■ OBJECTIVE
Your answer should be a single number: the count of lines that include the word "this".

Stored data
--- --- ---

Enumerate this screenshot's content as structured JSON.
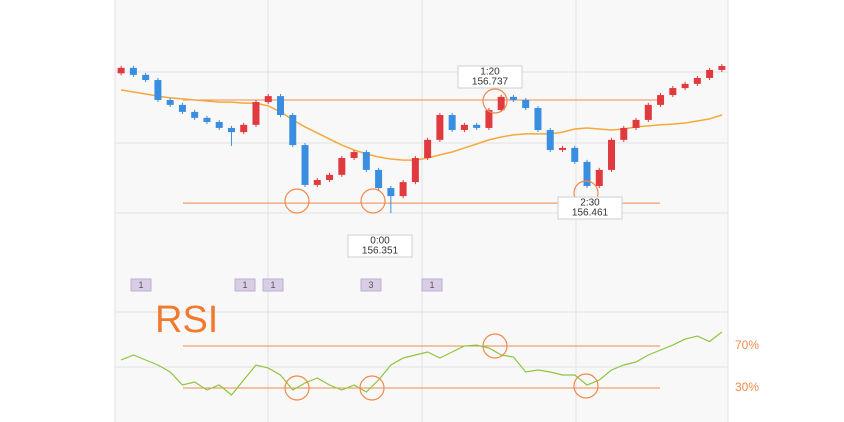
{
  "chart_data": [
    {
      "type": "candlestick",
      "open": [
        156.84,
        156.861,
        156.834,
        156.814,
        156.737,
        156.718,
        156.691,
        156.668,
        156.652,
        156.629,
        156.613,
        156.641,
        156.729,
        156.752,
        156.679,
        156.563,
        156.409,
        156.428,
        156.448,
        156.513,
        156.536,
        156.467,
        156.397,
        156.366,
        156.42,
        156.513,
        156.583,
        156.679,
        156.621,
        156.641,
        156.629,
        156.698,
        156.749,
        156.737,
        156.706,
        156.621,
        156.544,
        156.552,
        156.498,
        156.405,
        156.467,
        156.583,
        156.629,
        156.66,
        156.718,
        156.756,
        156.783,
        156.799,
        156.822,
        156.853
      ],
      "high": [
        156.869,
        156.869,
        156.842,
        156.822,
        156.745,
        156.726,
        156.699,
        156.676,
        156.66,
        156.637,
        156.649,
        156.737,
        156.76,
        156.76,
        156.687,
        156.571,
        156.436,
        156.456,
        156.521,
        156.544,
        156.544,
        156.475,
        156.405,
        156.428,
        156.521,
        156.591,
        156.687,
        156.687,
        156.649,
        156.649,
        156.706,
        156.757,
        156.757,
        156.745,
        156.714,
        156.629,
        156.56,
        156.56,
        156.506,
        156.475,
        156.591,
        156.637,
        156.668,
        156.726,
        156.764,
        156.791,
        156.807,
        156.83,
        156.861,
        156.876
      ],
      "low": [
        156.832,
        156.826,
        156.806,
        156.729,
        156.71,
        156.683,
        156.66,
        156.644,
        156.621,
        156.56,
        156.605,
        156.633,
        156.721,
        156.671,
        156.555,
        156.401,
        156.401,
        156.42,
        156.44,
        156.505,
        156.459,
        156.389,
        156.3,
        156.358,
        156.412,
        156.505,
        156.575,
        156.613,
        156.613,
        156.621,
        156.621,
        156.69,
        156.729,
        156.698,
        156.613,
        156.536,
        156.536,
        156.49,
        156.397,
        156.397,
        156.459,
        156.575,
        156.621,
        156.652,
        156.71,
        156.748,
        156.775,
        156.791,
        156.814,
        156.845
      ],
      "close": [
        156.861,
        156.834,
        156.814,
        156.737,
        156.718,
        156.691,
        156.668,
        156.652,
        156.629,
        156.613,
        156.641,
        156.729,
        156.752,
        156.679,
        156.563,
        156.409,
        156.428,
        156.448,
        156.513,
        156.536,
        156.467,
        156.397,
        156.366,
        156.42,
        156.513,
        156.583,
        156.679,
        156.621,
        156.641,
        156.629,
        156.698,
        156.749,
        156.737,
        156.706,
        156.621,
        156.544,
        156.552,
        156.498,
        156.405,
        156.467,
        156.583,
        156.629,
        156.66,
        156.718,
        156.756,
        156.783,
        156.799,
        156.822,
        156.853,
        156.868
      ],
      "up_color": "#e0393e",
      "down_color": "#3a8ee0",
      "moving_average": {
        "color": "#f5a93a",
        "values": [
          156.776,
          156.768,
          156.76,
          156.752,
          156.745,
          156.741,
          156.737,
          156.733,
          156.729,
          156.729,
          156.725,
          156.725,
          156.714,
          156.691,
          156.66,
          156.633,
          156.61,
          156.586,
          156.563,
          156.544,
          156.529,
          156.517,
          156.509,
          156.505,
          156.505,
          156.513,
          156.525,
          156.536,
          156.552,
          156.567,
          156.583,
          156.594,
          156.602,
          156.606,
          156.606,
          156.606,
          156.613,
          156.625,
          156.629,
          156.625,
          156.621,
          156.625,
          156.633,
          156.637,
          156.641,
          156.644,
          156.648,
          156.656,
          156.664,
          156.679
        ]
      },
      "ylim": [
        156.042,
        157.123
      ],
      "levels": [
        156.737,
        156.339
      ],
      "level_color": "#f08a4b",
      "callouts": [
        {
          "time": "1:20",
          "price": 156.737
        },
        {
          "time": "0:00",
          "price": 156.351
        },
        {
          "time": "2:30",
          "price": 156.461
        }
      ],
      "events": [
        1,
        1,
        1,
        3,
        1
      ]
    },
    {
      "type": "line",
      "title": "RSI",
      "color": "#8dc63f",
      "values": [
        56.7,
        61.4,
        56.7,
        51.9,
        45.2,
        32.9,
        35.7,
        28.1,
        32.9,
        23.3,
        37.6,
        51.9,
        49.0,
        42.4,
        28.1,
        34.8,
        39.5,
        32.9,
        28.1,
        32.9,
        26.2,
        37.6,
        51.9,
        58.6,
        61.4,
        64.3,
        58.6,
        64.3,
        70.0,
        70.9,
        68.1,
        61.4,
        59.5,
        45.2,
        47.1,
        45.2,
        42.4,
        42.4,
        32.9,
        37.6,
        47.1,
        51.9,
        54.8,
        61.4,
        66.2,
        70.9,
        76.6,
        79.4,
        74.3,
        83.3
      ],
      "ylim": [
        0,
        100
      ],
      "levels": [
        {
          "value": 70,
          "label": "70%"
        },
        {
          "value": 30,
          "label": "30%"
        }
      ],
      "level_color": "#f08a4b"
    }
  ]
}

--- --- ---

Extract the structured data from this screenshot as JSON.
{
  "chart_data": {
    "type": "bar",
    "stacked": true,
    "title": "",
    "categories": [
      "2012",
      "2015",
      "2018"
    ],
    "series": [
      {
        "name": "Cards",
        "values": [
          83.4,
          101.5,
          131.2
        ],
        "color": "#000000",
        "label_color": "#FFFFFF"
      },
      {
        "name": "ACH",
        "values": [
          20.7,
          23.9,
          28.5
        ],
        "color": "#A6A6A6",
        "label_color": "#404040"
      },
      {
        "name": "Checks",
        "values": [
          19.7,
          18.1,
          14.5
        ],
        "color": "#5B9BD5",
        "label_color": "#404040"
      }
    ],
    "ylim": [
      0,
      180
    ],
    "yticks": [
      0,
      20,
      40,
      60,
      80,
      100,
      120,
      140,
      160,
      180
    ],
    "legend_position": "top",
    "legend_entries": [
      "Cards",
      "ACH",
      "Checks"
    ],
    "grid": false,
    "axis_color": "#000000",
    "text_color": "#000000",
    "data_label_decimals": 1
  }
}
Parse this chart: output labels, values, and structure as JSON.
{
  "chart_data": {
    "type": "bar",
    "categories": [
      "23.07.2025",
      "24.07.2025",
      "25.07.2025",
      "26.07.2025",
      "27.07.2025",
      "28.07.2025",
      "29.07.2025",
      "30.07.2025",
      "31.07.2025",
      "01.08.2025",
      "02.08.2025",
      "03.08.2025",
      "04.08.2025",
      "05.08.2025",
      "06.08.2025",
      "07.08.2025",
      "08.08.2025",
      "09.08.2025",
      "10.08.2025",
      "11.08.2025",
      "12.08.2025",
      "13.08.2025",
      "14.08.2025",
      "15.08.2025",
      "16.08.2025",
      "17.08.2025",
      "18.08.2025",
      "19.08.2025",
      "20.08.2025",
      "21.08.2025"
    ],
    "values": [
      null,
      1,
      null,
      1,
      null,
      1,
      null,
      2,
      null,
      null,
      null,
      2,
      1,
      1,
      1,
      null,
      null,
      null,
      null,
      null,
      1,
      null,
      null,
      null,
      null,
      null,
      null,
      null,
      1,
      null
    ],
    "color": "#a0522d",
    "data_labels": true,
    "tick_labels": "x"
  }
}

--- --- ---

■ REPLY TO THE TASK
3